REQUIRED WORK:
Show only lines that include "peppers".

Data records:
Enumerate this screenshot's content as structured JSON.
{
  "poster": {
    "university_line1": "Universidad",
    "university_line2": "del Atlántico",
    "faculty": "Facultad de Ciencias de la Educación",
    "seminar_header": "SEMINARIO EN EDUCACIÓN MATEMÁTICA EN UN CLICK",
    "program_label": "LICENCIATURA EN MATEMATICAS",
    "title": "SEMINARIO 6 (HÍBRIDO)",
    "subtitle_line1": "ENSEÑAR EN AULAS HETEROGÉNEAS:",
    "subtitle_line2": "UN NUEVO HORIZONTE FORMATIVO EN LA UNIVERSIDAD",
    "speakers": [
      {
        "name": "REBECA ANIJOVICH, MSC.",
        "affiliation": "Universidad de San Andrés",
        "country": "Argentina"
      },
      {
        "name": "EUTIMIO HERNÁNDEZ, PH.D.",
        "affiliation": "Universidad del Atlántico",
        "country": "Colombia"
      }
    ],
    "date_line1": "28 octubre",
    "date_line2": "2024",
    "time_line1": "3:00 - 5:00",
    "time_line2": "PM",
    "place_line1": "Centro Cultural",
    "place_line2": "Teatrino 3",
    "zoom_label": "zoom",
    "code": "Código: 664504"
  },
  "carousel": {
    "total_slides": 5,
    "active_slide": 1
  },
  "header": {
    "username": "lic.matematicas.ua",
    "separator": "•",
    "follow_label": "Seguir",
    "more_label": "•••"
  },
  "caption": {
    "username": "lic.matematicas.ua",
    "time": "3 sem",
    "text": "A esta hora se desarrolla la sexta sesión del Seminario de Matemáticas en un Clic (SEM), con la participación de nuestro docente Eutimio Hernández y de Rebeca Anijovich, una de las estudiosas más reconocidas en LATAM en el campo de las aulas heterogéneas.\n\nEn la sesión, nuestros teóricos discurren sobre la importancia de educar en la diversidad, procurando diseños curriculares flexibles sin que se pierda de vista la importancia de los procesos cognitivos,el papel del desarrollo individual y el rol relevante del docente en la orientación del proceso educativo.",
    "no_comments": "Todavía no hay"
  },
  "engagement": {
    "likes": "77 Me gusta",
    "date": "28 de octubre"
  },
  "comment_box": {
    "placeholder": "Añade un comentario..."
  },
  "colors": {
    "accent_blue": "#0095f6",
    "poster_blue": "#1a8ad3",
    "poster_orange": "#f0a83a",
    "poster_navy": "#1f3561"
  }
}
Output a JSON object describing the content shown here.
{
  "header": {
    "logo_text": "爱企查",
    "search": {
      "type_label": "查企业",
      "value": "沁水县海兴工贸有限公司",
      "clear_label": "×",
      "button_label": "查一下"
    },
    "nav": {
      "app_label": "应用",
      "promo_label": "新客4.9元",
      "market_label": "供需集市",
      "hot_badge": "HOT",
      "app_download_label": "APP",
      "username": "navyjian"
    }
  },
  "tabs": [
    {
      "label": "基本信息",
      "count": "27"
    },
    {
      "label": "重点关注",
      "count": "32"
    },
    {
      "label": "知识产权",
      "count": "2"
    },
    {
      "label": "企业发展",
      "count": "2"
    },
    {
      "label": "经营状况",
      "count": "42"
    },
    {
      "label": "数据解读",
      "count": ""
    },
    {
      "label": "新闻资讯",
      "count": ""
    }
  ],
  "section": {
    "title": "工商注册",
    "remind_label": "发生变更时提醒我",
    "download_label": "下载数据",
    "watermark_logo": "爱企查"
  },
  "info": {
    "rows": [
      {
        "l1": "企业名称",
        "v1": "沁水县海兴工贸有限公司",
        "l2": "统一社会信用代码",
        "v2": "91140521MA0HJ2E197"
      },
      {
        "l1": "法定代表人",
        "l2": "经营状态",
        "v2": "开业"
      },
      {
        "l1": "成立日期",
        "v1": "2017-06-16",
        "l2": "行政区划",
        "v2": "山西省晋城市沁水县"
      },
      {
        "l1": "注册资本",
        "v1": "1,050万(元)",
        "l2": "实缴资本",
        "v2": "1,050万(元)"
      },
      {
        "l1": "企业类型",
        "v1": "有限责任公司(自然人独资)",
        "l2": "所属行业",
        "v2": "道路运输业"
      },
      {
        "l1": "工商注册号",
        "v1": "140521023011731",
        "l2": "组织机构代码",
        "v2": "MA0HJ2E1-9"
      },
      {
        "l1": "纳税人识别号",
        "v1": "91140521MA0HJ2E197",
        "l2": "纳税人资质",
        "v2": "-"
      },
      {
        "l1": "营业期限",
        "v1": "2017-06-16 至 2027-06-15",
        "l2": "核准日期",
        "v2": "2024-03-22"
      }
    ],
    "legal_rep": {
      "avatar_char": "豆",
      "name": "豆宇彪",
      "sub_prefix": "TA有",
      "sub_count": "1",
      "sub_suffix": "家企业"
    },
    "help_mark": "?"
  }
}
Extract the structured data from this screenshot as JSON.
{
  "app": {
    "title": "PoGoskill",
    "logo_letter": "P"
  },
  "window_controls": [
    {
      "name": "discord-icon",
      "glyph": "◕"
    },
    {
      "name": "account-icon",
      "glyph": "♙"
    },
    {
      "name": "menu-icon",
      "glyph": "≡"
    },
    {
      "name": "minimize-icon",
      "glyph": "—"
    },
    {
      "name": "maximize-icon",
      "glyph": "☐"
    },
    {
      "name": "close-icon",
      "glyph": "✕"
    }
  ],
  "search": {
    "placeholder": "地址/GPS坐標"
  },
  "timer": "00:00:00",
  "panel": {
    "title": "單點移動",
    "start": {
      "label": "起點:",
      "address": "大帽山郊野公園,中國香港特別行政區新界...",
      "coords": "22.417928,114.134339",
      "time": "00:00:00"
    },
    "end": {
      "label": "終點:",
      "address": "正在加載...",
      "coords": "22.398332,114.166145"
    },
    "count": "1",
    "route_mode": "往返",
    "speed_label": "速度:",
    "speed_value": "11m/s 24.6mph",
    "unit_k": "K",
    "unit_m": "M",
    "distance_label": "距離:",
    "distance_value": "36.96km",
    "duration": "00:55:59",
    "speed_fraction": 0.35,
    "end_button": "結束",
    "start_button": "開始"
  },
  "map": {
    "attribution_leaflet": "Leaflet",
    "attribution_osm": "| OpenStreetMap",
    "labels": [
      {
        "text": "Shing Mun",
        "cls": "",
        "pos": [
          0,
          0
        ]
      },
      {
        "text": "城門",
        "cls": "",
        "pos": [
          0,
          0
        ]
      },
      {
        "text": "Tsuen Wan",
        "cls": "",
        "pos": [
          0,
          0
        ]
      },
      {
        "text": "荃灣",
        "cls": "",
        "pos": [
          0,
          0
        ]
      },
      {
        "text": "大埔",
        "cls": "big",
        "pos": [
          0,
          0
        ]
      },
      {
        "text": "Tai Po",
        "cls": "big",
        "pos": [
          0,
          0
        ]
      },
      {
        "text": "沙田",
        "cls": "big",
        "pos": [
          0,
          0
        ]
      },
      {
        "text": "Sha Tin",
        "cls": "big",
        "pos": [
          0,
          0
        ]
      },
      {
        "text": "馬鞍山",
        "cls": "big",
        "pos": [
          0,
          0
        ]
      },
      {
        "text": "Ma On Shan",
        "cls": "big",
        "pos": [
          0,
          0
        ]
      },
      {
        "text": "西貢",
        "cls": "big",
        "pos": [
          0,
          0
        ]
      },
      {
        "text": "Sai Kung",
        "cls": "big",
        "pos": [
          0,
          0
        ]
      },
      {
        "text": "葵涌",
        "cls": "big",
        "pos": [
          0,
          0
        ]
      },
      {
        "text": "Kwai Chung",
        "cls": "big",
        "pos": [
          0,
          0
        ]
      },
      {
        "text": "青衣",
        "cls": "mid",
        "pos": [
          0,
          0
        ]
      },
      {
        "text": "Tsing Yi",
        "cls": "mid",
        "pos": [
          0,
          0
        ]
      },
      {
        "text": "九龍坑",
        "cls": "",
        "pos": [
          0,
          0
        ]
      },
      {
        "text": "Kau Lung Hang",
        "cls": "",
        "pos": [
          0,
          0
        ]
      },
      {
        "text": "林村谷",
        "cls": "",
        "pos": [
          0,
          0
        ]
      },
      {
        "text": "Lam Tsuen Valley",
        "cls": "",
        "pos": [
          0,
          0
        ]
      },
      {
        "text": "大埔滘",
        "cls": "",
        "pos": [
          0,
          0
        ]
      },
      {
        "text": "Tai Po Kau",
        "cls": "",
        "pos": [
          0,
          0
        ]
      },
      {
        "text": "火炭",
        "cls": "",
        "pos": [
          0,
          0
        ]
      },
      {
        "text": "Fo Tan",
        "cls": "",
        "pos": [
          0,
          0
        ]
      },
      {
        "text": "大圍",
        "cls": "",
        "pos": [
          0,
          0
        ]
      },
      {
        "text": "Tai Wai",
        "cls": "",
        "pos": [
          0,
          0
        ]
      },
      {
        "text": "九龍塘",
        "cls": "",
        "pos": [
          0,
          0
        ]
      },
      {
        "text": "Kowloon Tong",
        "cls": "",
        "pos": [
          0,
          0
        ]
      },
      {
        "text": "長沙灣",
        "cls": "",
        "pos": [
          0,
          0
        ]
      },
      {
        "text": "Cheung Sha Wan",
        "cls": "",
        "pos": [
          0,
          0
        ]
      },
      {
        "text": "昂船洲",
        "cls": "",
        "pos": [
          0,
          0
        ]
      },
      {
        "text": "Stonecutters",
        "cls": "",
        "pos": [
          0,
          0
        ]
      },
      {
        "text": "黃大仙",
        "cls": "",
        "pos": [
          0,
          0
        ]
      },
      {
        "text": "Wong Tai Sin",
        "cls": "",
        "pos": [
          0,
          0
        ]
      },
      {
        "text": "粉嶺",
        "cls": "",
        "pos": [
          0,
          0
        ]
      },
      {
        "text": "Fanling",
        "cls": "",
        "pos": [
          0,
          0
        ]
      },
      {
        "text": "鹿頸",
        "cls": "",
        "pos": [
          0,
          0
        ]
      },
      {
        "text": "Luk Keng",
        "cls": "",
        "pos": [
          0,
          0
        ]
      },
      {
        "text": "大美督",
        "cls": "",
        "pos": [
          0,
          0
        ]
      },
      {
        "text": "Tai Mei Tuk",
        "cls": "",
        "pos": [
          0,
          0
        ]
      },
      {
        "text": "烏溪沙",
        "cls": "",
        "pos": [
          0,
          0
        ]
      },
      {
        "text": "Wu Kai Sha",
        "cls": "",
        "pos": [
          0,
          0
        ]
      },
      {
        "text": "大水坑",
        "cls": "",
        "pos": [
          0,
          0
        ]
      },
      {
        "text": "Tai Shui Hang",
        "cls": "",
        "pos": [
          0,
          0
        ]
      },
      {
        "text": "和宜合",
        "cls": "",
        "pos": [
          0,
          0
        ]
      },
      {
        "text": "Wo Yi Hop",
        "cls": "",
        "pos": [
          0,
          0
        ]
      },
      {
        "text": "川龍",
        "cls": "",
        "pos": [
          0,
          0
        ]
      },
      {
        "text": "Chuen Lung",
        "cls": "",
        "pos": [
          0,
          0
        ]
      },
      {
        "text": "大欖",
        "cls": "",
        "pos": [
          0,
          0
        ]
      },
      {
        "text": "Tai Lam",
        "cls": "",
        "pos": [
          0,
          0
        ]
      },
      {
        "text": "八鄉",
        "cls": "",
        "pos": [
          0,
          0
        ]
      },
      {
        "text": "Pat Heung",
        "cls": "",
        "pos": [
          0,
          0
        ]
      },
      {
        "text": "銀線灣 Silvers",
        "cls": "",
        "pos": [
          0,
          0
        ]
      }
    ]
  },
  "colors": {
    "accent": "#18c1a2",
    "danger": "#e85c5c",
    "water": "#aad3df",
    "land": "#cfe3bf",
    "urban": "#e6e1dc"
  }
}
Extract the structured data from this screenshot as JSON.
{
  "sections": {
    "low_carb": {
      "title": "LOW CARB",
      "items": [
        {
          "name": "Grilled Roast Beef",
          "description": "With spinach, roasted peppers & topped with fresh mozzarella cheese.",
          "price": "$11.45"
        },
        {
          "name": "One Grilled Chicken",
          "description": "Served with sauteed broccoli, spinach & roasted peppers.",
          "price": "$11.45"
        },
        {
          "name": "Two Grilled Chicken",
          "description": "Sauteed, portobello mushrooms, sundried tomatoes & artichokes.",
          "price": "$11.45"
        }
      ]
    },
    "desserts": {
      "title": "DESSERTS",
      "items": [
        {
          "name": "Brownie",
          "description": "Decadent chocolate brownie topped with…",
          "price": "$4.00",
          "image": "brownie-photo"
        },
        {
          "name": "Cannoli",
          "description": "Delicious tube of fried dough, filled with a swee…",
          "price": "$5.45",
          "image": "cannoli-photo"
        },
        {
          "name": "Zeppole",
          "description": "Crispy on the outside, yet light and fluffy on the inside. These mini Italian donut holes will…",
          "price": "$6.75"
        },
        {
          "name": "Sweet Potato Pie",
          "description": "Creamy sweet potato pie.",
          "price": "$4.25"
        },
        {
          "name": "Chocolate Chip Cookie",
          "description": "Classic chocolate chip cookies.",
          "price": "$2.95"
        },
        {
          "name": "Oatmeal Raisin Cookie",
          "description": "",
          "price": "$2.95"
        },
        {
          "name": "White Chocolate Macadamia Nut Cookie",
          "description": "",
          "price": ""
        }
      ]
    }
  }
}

TASK RESULT:
          "description": "With spinach, roasted peppers & topped with fresh mozzarella cheese.",
          "description": "Served with sauteed broccoli, spinach & roasted peppers.",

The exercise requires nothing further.